**Stated problem:** Give back every line exactly as it appears, pictures excluded.
— BEGIN Provided records —
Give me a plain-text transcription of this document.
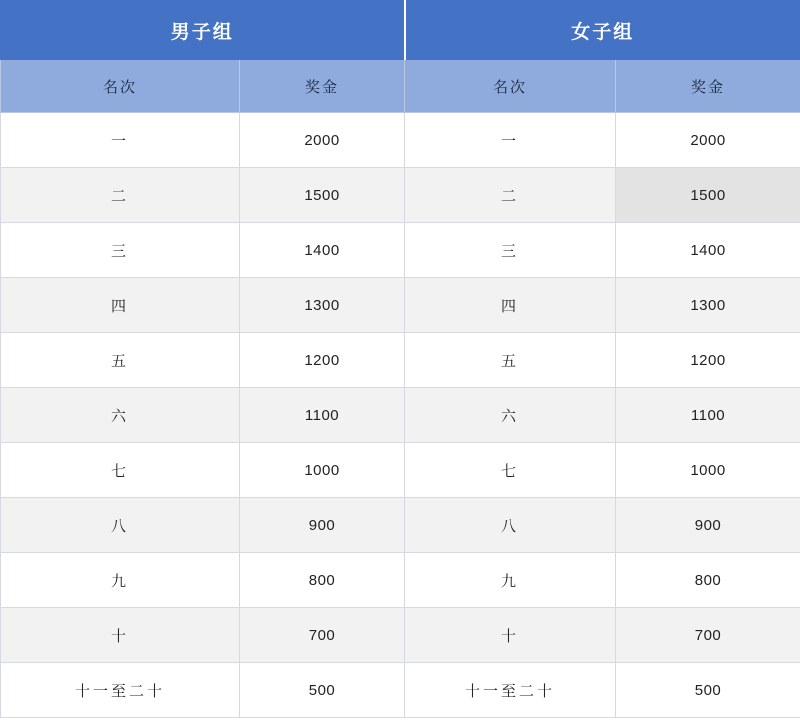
男子组		女子组	
名次	奖金	名次	奖金
一	2000	一	2000
二	1500	二	1500
三	1400	三	1400
四	1300	四	1300
五	1200	五	1200
六	1100	六	1100
七	1000	七	1000
八	900	八	900
九	800	九	800
十	700	十	700
十一至二十	500	十一至二十	500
— END Provided records —
**Task output:**
Give me a plain-text transcription of this document.
男子组		女子组	
名次	奖金	名次	奖金
一	2000	一	2000
二	1500	二	1500
三	1400	三	1400
四	1300	四	1300
五	1200	五	1200
六	1100	六	1100
七	1000	七	1000
八	900	八	900
九	800	九	800
十	700	十	700
十一至二十	500	十一至二十	500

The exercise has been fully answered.